(Recorded data)
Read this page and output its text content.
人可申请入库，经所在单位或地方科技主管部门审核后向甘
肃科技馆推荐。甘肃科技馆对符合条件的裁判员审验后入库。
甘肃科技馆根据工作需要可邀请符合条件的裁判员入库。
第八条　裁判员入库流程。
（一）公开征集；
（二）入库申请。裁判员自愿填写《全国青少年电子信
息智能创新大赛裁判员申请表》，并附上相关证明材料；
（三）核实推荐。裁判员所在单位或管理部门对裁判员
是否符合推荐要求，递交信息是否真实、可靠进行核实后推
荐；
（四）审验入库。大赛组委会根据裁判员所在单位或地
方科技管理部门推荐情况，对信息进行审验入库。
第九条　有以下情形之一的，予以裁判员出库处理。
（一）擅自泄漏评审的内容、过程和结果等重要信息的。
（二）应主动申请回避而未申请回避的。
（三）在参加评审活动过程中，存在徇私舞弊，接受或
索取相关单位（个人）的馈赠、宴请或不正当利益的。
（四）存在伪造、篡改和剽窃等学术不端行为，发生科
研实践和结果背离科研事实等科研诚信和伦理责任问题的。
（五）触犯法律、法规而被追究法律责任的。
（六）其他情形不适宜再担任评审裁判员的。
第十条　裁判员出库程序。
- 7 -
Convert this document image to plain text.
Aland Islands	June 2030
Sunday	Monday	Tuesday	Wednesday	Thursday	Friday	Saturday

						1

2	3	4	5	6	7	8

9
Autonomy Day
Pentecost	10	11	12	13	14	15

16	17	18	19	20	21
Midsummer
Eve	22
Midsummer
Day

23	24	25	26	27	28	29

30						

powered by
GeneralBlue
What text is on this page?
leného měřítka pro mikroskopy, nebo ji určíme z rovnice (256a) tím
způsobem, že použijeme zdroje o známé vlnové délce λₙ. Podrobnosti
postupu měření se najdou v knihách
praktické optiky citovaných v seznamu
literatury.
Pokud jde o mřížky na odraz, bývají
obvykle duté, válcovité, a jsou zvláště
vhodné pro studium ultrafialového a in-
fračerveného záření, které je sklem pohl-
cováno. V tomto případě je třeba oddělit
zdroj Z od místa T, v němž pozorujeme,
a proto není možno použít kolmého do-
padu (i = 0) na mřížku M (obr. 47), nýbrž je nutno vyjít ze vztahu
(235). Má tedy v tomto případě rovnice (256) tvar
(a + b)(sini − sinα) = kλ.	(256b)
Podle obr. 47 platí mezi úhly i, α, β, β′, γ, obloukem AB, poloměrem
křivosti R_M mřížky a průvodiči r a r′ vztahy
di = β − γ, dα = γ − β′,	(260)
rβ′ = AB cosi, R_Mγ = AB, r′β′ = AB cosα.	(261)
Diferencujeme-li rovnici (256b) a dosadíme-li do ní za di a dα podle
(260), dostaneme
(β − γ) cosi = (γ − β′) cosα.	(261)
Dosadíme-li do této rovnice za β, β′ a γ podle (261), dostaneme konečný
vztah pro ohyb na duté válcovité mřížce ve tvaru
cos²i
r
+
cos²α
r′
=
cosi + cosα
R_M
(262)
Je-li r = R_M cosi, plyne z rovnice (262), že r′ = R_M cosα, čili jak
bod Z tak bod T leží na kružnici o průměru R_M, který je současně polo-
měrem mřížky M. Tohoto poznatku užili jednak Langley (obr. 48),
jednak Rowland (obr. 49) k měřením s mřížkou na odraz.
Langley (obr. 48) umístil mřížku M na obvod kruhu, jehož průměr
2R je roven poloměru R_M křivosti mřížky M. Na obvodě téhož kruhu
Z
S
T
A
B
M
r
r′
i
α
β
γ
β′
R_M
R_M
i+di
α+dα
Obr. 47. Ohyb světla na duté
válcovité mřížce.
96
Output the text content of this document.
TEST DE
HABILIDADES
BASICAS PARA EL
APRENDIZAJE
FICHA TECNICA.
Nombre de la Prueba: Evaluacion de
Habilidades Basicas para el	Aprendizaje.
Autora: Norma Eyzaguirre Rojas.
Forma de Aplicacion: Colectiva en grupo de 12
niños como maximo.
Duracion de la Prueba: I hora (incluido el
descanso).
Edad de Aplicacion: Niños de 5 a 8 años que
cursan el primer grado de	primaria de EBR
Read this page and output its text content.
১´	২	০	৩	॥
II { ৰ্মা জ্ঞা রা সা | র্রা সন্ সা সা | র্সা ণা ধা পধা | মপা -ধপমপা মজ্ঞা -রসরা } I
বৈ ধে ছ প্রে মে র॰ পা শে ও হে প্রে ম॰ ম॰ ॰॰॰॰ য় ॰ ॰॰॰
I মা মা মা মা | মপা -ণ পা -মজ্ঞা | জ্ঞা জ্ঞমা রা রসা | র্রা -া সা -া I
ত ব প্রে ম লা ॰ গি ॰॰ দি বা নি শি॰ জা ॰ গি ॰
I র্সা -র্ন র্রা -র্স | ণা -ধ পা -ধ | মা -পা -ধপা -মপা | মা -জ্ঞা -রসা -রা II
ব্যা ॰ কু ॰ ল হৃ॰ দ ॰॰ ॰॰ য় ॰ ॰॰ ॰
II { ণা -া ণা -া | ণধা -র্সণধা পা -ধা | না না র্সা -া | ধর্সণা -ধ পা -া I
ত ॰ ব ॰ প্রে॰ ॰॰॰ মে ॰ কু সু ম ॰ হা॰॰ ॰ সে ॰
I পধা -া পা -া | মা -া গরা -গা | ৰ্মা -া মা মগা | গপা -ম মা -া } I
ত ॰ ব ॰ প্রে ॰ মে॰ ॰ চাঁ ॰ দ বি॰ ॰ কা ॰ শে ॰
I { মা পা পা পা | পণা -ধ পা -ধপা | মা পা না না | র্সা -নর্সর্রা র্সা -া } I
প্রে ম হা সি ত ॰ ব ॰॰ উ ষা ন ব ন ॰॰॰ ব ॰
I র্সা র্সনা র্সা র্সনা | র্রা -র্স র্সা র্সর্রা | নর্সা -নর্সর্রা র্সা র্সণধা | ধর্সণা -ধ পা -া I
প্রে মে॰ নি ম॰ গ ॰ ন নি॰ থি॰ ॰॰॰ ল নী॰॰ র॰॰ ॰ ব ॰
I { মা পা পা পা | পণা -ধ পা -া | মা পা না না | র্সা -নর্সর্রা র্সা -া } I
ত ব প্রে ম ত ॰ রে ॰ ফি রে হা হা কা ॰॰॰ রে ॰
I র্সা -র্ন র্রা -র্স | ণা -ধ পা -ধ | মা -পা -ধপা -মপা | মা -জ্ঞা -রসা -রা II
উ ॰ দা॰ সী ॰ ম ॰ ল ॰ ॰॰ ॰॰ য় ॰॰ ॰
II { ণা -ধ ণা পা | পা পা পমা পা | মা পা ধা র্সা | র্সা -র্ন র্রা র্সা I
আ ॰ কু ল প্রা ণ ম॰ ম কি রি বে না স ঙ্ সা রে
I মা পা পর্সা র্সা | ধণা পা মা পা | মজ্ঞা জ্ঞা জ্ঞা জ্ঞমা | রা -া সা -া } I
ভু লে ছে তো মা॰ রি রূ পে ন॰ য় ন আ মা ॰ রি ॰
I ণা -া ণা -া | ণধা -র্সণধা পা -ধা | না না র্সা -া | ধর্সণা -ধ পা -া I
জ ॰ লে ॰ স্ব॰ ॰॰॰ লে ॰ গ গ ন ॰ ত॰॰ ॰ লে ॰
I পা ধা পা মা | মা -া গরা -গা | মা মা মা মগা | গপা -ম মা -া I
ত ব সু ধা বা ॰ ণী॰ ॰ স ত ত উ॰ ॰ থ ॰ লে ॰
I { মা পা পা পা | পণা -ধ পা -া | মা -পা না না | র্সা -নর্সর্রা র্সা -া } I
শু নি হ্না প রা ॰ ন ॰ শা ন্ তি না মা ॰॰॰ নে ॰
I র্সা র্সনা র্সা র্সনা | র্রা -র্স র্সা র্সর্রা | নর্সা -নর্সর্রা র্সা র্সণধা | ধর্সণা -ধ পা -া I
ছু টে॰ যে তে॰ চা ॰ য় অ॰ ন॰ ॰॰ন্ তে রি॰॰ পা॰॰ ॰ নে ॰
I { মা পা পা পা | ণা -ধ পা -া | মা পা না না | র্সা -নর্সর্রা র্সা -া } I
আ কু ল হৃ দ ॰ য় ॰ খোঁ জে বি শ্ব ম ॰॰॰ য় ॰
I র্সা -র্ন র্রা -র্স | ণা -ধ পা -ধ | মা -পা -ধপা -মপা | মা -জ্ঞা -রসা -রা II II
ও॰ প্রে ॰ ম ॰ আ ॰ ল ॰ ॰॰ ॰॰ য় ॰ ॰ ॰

◆ **DO THIS**
Count the lines in the records above that contain the word "Prueba", and reply with only that number.

◆ **COMPLETED TASK**
2